* WRITTEN REQUEST: Print out each entry below exactly, please.

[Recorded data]
┏━━

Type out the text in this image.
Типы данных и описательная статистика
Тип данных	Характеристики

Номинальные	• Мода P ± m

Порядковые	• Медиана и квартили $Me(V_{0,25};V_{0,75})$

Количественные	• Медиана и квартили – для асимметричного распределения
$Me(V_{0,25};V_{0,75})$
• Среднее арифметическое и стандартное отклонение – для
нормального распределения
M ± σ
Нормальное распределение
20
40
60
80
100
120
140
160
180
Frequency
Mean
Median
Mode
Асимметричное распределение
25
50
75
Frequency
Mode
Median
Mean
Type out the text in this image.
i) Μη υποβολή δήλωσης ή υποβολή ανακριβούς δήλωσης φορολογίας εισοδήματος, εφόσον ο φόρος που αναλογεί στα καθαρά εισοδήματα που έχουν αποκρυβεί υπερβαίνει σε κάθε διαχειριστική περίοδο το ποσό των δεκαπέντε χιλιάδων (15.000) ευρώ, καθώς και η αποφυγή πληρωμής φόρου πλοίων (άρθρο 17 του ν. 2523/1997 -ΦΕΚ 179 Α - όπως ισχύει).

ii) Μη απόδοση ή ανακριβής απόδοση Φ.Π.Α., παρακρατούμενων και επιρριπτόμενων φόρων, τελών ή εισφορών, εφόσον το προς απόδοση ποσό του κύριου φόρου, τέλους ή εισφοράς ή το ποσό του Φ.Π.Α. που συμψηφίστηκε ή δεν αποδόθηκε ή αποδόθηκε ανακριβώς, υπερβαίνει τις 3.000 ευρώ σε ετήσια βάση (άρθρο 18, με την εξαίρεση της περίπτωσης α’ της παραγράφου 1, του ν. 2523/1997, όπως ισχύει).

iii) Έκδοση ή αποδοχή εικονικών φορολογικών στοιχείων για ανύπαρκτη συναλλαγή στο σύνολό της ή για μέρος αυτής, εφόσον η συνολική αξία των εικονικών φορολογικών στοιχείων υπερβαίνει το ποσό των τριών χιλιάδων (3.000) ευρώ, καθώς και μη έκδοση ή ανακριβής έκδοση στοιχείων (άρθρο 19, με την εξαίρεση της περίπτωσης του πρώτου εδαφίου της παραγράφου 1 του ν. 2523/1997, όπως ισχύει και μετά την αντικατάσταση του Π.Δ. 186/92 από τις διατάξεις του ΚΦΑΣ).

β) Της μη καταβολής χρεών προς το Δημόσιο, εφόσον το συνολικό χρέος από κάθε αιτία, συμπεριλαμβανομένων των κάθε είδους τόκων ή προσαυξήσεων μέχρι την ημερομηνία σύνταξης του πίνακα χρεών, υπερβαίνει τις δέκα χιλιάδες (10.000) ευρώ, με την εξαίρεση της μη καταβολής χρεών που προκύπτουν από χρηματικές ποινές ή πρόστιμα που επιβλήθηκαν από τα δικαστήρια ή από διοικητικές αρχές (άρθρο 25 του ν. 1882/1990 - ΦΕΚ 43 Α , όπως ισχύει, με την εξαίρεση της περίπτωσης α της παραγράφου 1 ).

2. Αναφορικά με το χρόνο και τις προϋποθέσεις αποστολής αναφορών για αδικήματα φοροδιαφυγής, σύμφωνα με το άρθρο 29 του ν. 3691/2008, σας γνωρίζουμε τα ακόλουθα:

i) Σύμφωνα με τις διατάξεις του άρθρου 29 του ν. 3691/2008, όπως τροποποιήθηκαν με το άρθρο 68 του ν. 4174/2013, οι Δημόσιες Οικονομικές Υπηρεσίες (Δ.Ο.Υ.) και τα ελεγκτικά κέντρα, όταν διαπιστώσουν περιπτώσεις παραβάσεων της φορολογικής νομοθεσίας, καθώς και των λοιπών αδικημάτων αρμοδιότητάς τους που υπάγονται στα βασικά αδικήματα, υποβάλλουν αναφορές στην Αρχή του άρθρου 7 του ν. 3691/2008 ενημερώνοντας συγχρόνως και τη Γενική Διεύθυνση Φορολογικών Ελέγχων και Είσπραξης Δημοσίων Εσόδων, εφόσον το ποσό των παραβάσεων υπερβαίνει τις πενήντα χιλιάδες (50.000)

┗━━

* FULL OUTPUT:
Type out the text in this image.
Типы данных и описательная статистика
Тип данных	Характеристики

Номинальные	• Мода P ± m

Порядковые	• Медиана и квартили $Me(V_{0,25};V_{0,75})$

Количественные	• Медиана и квартили – для асимметричного распределения
$Me(V_{0,25};V_{0,75})$
• Среднее арифметическое и стандартное отклонение – для
нормального распределения
M ± σ
Нормальное распределение
20
40
60
80
100
120
140
160
180
Frequency
Mean
Median
Mode
Асимметричное распределение
25
50
75
Frequency
Mode
Median
Mean
Type out the text in this image.
i) Μη υποβολή δήλωσης ή υποβολή ανακριβούς δήλωσης φορολογίας εισοδήματος, εφόσον ο φόρος που αναλογεί στα καθαρά εισοδήματα που έχουν αποκρυβεί υπερβαίνει σε κάθε διαχειριστική περίοδο το ποσό των δεκαπέντε χιλιάδων (15.000) ευρώ, καθώς και η αποφυγή πληρωμής φόρου πλοίων (άρθρο 17 του ν. 2523/1997 -ΦΕΚ 179 Α - όπως ισχύει).

ii) Μη απόδοση ή ανακριβής απόδοση Φ.Π.Α., παρακρατούμενων και επιρριπτόμενων φόρων, τελών ή εισφορών, εφόσον το προς απόδοση ποσό του κύριου φόρου, τέλους ή εισφοράς ή το ποσό του Φ.Π.Α. που συμψηφίστηκε ή δεν αποδόθηκε ή αποδόθηκε ανακριβώς, υπερβαίνει τις 3.000 ευρώ σε ετήσια βάση (άρθρο 18, με την εξαίρεση της περίπτωσης α’ της παραγράφου 1, του ν. 2523/1997, όπως ισχύει).

iii) Έκδοση ή αποδοχή εικονικών φορολογικών στοιχείων για ανύπαρκτη συναλλαγή στο σύνολό της ή για μέρος αυτής, εφόσον η συνολική αξία των εικονικών φορολογικών στοιχείων υπερβαίνει το ποσό των τριών χιλιάδων (3.000) ευρώ, καθώς και μη έκδοση ή ανακριβής έκδοση στοιχείων (άρθρο 19, με την εξαίρεση της περίπτωσης του πρώτου εδαφίου της παραγράφου 1 του ν. 2523/1997, όπως ισχύει και μετά την αντικατάσταση του Π.Δ. 186/92 από τις διατάξεις του ΚΦΑΣ).

β) Της μη καταβολής χρεών προς το Δημόσιο, εφόσον το συνολικό χρέος από κάθε αιτία, συμπεριλαμβανομένων των κάθε είδους τόκων ή προσαυξήσεων μέχρι την ημερομηνία σύνταξης του πίνακα χρεών, υπερβαίνει τις δέκα χιλιάδες (10.000) ευρώ, με την εξαίρεση της μη καταβολής χρεών που προκύπτουν από χρηματικές ποινές ή πρόστιμα που επιβλήθηκαν από τα δικαστήρια ή από διοικητικές αρχές (άρθρο 25 του ν. 1882/1990 - ΦΕΚ 43 Α , όπως ισχύει, με την εξαίρεση της περίπτωσης α της παραγράφου 1 ).

2. Αναφορικά με το χρόνο και τις προϋποθέσεις αποστολής αναφορών για αδικήματα φοροδιαφυγής, σύμφωνα με το άρθρο 29 του ν. 3691/2008, σας γνωρίζουμε τα ακόλουθα:

i) Σύμφωνα με τις διατάξεις του άρθρου 29 του ν. 3691/2008, όπως τροποποιήθηκαν με το άρθρο 68 του ν. 4174/2013, οι Δημόσιες Οικονομικές Υπηρεσίες (Δ.Ο.Υ.) και τα ελεγκτικά κέντρα, όταν διαπιστώσουν περιπτώσεις παραβάσεων της φορολογικής νομοθεσίας, καθώς και των λοιπών αδικημάτων αρμοδιότητάς τους που υπάγονται στα βασικά αδικήματα, υποβάλλουν αναφορές στην Αρχή του άρθρου 7 του ν. 3691/2008 ενημερώνοντας συγχρόνως και τη Γενική Διεύθυνση Φορολογικών Ελέγχων και Είσπραξης Δημοσίων Εσόδων, εφόσον το ποσό των παραβάσεων υπερβαίνει τις πενήντα χιλιάδες (50.000)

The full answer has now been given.